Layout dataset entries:
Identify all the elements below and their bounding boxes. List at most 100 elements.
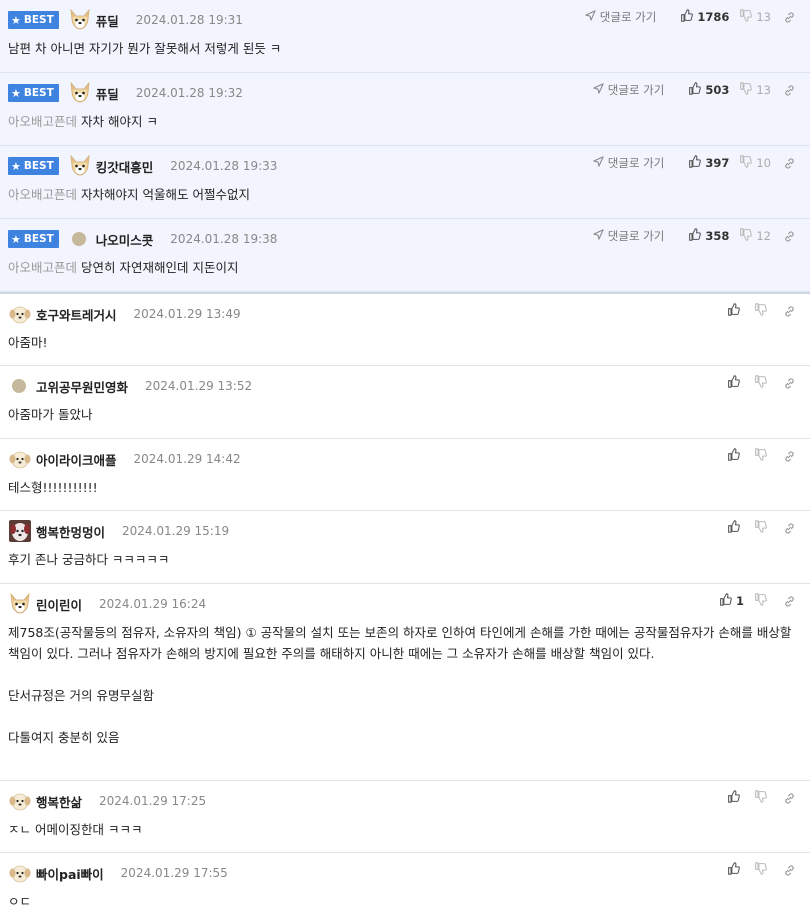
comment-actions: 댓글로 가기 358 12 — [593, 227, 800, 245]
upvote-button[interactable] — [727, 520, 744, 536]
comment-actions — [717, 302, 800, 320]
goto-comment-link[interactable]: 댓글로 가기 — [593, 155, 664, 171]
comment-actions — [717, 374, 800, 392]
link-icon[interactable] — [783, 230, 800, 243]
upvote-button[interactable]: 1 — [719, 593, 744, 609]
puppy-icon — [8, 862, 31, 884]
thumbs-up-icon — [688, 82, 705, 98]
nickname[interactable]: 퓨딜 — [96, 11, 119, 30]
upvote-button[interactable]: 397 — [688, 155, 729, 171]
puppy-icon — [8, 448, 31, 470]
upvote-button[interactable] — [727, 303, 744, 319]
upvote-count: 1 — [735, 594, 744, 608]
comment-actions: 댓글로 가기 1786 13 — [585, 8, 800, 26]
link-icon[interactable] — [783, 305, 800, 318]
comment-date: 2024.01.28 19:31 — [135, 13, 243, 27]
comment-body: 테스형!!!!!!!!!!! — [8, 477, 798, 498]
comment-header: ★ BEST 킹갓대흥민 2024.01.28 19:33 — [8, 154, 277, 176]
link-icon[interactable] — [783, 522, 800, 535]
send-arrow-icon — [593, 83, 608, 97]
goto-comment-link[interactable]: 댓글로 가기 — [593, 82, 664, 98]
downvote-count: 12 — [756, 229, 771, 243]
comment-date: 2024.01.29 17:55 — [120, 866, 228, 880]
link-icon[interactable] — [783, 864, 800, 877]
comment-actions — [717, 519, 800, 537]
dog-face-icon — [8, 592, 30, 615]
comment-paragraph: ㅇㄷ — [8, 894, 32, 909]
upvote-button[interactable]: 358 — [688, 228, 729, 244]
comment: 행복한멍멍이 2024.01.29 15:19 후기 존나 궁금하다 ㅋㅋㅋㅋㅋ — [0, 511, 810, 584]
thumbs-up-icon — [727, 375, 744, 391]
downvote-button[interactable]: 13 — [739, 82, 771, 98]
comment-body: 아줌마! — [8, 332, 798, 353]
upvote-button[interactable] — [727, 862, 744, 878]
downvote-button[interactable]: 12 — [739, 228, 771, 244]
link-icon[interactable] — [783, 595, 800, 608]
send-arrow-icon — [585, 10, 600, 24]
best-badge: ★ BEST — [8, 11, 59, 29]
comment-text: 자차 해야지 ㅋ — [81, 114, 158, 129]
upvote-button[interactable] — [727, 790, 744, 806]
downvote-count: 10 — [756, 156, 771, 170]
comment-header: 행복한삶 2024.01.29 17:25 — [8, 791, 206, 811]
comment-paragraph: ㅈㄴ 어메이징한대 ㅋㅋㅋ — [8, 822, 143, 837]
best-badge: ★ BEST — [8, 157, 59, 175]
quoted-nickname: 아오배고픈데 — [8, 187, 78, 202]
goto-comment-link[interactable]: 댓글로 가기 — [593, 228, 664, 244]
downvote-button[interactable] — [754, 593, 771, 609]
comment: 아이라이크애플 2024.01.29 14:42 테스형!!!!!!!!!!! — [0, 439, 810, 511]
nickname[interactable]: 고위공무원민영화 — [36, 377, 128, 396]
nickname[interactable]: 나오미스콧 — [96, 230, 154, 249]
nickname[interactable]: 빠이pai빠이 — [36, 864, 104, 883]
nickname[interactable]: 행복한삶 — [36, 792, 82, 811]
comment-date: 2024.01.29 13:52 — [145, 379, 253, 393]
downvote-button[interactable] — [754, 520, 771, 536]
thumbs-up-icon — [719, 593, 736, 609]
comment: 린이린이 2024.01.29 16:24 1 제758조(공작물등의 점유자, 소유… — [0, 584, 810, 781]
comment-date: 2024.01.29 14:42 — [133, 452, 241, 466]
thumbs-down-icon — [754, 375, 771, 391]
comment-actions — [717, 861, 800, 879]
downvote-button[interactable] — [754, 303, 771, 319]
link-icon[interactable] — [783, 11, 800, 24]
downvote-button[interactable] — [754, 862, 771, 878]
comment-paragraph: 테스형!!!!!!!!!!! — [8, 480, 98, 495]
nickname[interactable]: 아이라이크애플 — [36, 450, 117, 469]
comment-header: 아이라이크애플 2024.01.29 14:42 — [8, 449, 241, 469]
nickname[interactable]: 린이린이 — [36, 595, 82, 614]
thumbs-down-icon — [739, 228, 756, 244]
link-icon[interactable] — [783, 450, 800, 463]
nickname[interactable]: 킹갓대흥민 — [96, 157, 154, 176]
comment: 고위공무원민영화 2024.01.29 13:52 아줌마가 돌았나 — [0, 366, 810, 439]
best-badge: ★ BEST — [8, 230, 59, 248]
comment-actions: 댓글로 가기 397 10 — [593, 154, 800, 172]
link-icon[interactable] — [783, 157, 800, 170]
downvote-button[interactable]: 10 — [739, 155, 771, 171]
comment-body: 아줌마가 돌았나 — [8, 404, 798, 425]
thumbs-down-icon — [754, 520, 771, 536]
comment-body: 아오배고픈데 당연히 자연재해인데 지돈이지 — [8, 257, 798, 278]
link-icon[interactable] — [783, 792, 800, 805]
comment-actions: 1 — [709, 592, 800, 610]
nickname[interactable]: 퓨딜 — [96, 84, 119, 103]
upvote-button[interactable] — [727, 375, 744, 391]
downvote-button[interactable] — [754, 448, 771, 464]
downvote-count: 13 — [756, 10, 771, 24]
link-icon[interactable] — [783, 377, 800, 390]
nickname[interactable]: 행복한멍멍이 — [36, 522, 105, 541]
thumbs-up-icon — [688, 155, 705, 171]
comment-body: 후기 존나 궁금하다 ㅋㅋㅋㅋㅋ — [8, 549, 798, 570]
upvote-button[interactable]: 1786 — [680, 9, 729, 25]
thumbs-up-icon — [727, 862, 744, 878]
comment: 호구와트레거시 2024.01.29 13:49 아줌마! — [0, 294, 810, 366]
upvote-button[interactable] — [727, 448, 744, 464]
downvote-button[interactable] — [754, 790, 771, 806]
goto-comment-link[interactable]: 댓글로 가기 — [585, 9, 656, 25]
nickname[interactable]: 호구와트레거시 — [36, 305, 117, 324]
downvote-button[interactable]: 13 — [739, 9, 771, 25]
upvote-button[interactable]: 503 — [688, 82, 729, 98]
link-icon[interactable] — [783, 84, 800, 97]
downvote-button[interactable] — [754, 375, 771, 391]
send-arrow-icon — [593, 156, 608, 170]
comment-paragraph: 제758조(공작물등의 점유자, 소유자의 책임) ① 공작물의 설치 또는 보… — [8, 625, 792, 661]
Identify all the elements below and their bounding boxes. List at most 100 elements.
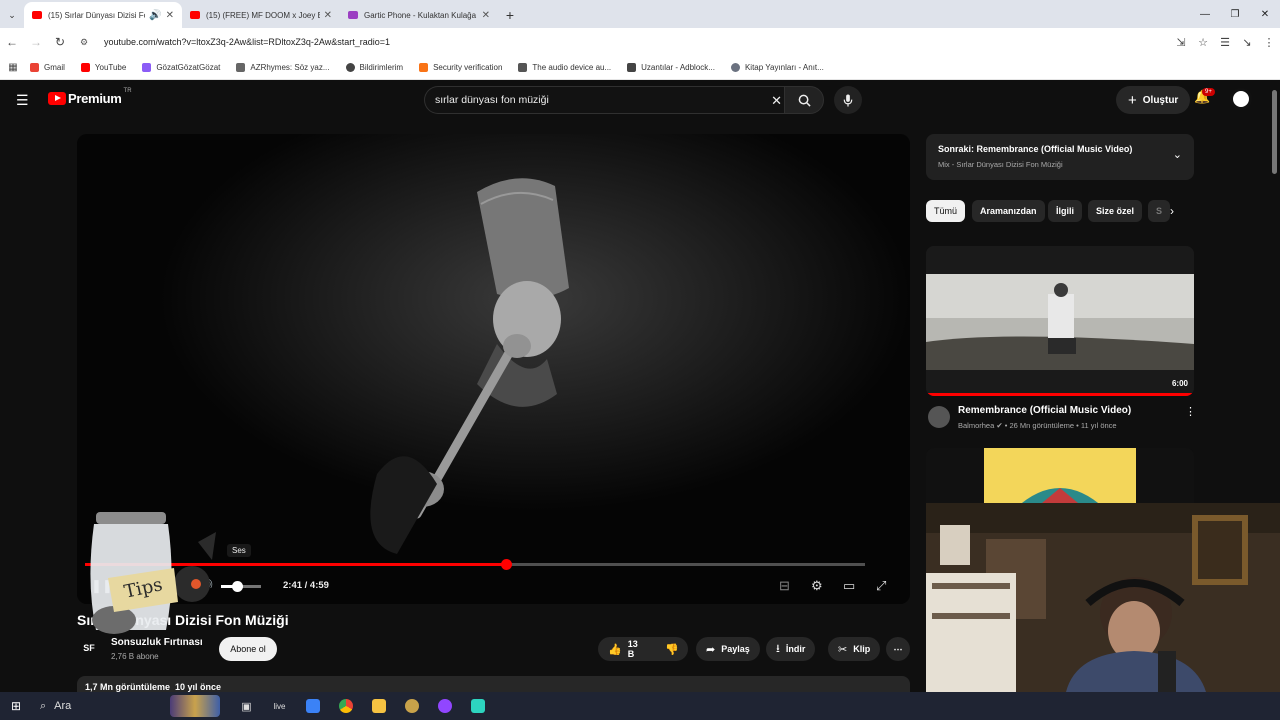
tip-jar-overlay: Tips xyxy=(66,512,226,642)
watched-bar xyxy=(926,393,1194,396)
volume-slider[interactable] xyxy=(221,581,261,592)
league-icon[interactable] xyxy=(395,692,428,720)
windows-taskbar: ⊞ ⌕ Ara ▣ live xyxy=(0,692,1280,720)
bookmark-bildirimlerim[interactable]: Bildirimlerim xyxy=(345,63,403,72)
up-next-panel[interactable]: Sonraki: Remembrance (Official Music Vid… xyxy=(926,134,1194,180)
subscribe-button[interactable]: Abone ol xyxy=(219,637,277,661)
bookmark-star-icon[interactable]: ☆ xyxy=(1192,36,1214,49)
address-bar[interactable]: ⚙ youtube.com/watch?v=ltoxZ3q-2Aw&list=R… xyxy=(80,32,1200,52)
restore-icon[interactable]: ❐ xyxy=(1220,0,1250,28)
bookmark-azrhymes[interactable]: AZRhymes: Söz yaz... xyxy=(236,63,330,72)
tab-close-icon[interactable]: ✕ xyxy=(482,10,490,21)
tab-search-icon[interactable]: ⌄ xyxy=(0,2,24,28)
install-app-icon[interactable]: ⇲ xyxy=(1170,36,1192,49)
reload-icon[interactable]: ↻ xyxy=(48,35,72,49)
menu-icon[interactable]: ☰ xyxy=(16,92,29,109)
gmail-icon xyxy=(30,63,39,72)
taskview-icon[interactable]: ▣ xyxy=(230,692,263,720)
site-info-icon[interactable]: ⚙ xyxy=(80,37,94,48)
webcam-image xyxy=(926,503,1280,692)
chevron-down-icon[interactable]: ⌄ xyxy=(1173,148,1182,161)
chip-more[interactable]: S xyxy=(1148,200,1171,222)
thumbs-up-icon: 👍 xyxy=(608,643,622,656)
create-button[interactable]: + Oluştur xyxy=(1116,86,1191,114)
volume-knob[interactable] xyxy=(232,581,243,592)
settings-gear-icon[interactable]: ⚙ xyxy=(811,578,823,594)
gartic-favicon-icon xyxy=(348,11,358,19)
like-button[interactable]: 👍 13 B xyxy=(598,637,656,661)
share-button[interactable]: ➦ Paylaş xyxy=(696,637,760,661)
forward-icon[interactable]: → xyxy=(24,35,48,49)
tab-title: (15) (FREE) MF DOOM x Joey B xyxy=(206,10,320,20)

Required task:
Please reproduce, word for word, the lines that begin with the one containing "tip-jar-overlay: Tips xyxy=(66,512,226,642)" and end with the one containing "windows-taskbar: ⊞ ⌕".

Output for this task:
tip-jar-overlay: Tips xyxy=(66,512,226,642)
watched-bar xyxy=(926,393,1194,396)
volume-slider[interactable] xyxy=(221,581,261,592)
league-icon[interactable] xyxy=(395,692,428,720)
windows-taskbar: ⊞ ⌕ Ara ▣ live xyxy=(0,692,1280,720)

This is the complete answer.